SOURCE PASSAGE =>

Calculate the \(p\text{-value}\).

d. \(p\text{-value} = 0.7216\)

Exercise 9.6.8.6

e. Make a decision. _____________(Reject/Do not reject) \(H_{0}\) because____________.

e. Assuming that \(\alpha = 0.05, \alpha < p\text{-value}\). The decision is do not reject \(H_{0}\) because there is not sufficient evidence to conclude that the proportion of households that have three cell phones is not 30%.

Exercise \(\PageIndex{8}\)

Marketers believe that 92% of adults in the United States own a cell phone. A cell phone manufacturer believes that number is actually lower. 200 American adults are surveyed, of which, 174 report having cell phones. Use a 5% level of significance. State the null and alternative hypothesis, find the p -value, state your conclusion, and identify the Type I and Type II errors.

• \(H_{0}: p = 0.92\)
• \(H_{a}: p < 0.92\)
• \(p\text{-value} = 0.0046\)

Because \(p < 0.05\), we reject the null hypothesis. There is sufficient evidence to conclude that fewer than 92% of American adults own cell phones.

• Type I Error: To conclude that fewer than 92% of American adults own cell phones when, in fact, 92% of American adults do own cell phones (reject the null hypothesis when the null hypothesis is true).
• Type II Error: To conclude that 92% of American adults own cell phones when, in fact, fewer than 92% of American adults own cell phones (do not reject the null hypothesis when the null hypothesis is false).

Entries drawn from a collection =>

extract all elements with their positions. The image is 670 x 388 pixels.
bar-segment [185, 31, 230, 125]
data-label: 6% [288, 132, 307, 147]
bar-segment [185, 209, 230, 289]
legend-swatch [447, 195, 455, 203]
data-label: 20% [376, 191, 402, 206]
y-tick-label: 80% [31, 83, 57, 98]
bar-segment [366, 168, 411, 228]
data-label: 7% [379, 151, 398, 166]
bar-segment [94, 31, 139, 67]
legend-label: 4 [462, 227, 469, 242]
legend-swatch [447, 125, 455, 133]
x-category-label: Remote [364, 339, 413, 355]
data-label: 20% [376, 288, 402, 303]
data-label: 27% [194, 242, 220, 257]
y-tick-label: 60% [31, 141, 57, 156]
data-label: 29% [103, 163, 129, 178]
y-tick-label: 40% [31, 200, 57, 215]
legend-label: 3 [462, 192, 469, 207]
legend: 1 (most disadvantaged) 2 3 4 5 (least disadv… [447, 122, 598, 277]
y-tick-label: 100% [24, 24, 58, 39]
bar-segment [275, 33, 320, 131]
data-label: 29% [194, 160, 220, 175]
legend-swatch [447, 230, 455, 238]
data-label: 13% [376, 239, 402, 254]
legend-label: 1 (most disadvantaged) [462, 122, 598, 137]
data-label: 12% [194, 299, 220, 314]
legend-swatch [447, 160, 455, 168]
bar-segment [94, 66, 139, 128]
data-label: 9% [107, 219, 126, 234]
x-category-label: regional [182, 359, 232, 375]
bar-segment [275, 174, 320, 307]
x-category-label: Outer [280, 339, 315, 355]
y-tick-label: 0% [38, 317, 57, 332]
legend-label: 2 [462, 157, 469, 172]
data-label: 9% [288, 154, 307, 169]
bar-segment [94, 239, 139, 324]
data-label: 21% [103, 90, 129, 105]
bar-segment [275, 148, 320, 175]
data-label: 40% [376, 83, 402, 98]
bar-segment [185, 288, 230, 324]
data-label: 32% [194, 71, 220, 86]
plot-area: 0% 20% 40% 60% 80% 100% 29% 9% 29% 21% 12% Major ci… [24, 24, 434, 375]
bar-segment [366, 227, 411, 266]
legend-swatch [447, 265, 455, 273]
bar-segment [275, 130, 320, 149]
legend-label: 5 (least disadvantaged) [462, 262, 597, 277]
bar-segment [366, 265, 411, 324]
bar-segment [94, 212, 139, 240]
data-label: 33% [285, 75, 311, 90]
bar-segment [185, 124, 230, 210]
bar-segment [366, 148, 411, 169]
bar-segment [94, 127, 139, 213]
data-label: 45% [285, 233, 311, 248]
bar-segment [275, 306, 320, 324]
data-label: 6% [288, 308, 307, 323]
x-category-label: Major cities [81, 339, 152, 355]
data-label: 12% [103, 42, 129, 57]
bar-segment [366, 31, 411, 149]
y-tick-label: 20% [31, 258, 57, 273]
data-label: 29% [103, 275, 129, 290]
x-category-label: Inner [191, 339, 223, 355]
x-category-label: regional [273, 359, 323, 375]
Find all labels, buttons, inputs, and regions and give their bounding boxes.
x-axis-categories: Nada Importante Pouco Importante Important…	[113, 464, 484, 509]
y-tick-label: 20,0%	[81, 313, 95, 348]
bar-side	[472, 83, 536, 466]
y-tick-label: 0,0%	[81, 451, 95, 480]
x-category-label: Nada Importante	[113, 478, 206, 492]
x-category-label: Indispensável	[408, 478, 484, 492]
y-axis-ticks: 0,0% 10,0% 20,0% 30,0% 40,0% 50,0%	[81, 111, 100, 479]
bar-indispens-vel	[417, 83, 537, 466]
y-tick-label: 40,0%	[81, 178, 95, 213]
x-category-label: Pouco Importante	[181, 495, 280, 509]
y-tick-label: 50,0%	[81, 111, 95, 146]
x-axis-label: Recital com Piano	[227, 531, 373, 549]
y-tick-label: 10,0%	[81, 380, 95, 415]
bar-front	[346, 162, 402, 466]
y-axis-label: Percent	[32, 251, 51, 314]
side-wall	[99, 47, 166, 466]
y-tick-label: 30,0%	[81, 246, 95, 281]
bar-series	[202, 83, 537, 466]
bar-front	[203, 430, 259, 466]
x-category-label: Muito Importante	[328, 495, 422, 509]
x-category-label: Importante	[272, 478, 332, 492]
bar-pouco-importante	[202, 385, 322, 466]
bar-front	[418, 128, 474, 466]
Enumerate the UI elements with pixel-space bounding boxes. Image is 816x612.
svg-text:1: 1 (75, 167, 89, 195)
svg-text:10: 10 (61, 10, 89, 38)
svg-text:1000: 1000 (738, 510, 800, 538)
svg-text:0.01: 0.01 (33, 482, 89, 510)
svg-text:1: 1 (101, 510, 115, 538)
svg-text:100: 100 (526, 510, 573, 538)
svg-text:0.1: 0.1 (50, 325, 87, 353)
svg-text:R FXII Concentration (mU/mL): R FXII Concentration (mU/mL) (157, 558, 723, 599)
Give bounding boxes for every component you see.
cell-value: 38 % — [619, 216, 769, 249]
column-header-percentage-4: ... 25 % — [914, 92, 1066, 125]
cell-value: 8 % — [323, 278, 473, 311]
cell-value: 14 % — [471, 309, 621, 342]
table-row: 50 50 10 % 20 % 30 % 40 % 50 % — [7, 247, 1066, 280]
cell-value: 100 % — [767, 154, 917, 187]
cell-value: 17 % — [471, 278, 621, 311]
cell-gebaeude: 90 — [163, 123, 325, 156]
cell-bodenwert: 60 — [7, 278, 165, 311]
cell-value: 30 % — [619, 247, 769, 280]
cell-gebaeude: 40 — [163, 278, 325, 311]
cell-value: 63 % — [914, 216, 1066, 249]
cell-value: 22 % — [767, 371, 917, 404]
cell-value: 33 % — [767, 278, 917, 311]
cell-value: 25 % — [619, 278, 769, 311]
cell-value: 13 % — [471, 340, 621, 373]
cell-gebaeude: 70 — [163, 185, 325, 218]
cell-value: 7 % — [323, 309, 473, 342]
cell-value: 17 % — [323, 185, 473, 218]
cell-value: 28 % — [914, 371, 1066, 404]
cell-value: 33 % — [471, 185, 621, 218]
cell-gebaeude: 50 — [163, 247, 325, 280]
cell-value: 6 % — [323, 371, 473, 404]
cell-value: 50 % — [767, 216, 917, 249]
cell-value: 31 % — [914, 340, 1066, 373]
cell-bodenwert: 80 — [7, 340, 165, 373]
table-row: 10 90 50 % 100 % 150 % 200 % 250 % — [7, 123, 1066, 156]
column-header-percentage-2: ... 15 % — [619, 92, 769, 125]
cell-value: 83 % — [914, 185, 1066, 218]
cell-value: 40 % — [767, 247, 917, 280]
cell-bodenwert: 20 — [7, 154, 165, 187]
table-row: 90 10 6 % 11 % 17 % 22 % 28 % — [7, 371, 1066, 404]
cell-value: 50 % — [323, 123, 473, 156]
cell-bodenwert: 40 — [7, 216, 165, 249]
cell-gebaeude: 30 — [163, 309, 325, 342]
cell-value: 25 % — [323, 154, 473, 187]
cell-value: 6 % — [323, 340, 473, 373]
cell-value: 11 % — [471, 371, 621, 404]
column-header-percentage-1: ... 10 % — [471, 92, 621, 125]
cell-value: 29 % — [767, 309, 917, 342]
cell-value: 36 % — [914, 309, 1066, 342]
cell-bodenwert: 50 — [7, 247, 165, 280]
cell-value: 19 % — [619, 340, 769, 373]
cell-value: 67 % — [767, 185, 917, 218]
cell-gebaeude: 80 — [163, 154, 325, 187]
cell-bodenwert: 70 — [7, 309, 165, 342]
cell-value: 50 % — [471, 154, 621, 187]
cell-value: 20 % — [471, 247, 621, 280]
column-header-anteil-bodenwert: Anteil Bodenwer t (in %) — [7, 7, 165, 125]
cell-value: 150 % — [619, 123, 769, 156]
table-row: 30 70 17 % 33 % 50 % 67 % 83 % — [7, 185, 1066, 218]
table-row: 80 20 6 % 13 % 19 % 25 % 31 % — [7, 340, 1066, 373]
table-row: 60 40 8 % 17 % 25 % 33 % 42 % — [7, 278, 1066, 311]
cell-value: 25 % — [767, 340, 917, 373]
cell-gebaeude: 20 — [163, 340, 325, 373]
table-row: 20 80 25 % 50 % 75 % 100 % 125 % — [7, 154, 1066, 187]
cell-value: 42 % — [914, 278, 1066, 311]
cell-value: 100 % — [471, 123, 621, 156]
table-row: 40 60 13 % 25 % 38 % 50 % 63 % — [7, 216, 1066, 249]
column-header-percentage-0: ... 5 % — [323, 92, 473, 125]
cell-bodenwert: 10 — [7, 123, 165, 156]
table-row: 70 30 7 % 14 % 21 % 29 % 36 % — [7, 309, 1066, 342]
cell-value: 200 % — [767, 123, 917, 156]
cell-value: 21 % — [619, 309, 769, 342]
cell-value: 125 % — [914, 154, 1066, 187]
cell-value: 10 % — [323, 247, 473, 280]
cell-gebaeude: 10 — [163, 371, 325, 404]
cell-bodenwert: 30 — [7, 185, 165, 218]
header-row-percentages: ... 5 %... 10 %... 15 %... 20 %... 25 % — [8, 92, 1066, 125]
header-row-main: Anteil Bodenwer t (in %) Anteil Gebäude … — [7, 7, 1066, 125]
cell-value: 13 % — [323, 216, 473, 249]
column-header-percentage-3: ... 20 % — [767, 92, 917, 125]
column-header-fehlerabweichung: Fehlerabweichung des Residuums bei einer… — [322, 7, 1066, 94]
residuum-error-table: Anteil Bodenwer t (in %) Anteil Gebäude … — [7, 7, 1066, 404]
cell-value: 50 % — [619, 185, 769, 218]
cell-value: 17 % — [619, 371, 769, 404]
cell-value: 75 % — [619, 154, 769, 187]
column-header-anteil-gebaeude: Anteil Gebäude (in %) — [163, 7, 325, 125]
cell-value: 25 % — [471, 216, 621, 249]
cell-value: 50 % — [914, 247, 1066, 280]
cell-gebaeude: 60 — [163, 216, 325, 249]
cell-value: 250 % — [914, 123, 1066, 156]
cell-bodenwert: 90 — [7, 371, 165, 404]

PROBLEM DESCRIPTION => Rewrite everything in the hypothesis-testing exercises from "e. Assuming that" down to "own cell phones.", replacing "surveyed" with "polled".

TASK RESPONSE =>
e. Assuming that \(\alpha = 0.05, \alpha < p\text{-value}\). The decision is do not reject \(H_{0}\) because there is not sufficient evidence to conclude that the proportion of households that have three cell phones is not 30%.

Exercise \(\PageIndex{8}\)

Marketers believe that 92% of adults in the United States own a cell phone. A cell phone manufacturer believes that number is actually lower. 200 American adults are polled, of which, 174 report having cell phones. Use a 5% level of significance. State the null and alternative hypothesis, find the p -value, state your conclusion, and identify the Type I and Type II errors.

• \(H_{0}: p = 0.92\)
• \(H_{a}: p < 0.92\)
• \(p\text{-value} = 0.0046\)

Because \(p < 0.05\), we reject the null hypothesis. There is sufficient evidence to conclude that fewer than 92% of American adults own cell phones.